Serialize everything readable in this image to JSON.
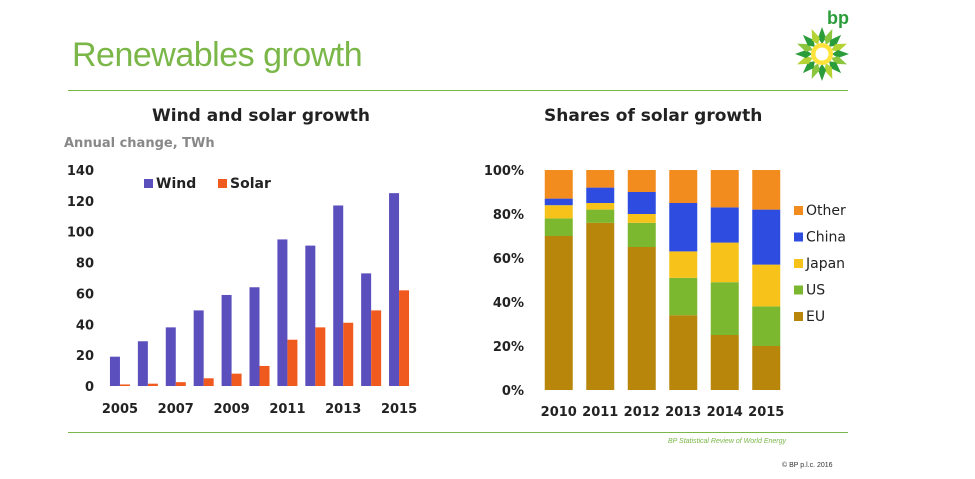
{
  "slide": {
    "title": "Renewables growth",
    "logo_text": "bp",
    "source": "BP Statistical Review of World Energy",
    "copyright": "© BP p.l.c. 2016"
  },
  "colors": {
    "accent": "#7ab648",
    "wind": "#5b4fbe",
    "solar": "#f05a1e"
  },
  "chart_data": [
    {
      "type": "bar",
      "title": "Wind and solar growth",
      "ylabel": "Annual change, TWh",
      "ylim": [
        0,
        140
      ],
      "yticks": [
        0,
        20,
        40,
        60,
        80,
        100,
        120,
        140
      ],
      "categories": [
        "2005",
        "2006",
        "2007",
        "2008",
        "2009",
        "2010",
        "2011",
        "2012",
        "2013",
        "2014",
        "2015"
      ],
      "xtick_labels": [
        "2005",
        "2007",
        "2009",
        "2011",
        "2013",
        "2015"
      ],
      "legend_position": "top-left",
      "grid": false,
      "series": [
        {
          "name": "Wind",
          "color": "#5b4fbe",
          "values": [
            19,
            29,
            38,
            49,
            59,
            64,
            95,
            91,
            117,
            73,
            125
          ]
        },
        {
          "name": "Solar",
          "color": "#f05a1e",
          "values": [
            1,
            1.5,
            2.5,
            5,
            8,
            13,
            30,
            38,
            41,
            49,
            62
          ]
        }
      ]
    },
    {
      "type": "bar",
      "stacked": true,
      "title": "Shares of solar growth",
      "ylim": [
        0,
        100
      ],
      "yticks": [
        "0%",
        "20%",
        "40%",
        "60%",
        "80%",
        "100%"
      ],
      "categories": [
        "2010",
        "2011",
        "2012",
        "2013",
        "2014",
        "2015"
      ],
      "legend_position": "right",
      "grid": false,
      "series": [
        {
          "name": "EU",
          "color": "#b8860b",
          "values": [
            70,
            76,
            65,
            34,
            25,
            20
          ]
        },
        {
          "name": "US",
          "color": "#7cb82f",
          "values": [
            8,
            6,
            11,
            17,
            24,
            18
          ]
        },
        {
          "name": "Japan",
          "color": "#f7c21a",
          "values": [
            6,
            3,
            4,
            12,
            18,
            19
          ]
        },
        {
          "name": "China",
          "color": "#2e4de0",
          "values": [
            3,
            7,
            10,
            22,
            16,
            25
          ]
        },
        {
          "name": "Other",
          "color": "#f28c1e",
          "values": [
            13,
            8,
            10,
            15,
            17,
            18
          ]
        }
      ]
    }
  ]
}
____________________
## Set exercise
Copy out all of the material exactly as written, without its pictures.

## Response to the exercise
Serialize everything readable in this image to JSON.
{
  "slide": {
    "title": "Renewables growth",
    "logo_text": "bp",
    "source": "BP Statistical Review of World Energy",
    "copyright": "© BP p.l.c. 2016"
  },
  "colors": {
    "accent": "#7ab648",
    "wind": "#5b4fbe",
    "solar": "#f05a1e"
  },
  "chart_data": [
    {
      "type": "bar",
      "title": "Wind and solar growth",
      "ylabel": "Annual change, TWh",
      "ylim": [
        0,
        140
      ],
      "yticks": [
        0,
        20,
        40,
        60,
        80,
        100,
        120,
        140
      ],
      "categories": [
        "2005",
        "2006",
        "2007",
        "2008",
        "2009",
        "2010",
        "2011",
        "2012",
        "2013",
        "2014",
        "2015"
      ],
      "xtick_labels": [
        "2005",
        "2007",
        "2009",
        "2011",
        "2013",
        "2015"
      ],
      "legend_position": "top-left",
      "grid": false,
      "series": [
        {
          "name": "Wind",
          "color": "#5b4fbe",
          "values": [
            19,
            29,
            38,
            49,
            59,
            64,
            95,
            91,
            117,
            73,
            125
          ]
        },
        {
          "name": "Solar",
          "color": "#f05a1e",
          "values": [
            1,
            1.5,
            2.5,
            5,
            8,
            13,
            30,
            38,
            41,
            49,
            62
          ]
        }
      ]
    },
    {
      "type": "bar",
      "stacked": true,
      "title": "Shares of solar growth",
      "ylim": [
        0,
        100
      ],
      "yticks": [
        "0%",
        "20%",
        "40%",
        "60%",
        "80%",
        "100%"
      ],
      "categories": [
        "2010",
        "2011",
        "2012",
        "2013",
        "2014",
        "2015"
      ],
      "legend_position": "right",
      "grid": false,
      "series": [
        {
          "name": "EU",
          "color": "#b8860b",
          "values": [
            70,
            76,
            65,
            34,
            25,
            20
          ]
        },
        {
          "name": "US",
          "color": "#7cb82f",
          "values": [
            8,
            6,
            11,
            17,
            24,
            18
          ]
        },
        {
          "name": "Japan",
          "color": "#f7c21a",
          "values": [
            6,
            3,
            4,
            12,
            18,
            19
          ]
        },
        {
          "name": "China",
          "color": "#2e4de0",
          "values": [
            3,
            7,
            10,
            22,
            16,
            25
          ]
        },
        {
          "name": "Other",
          "color": "#f28c1e",
          "values": [
            13,
            8,
            10,
            15,
            17,
            18
          ]
        }
      ]
    }
  ]
}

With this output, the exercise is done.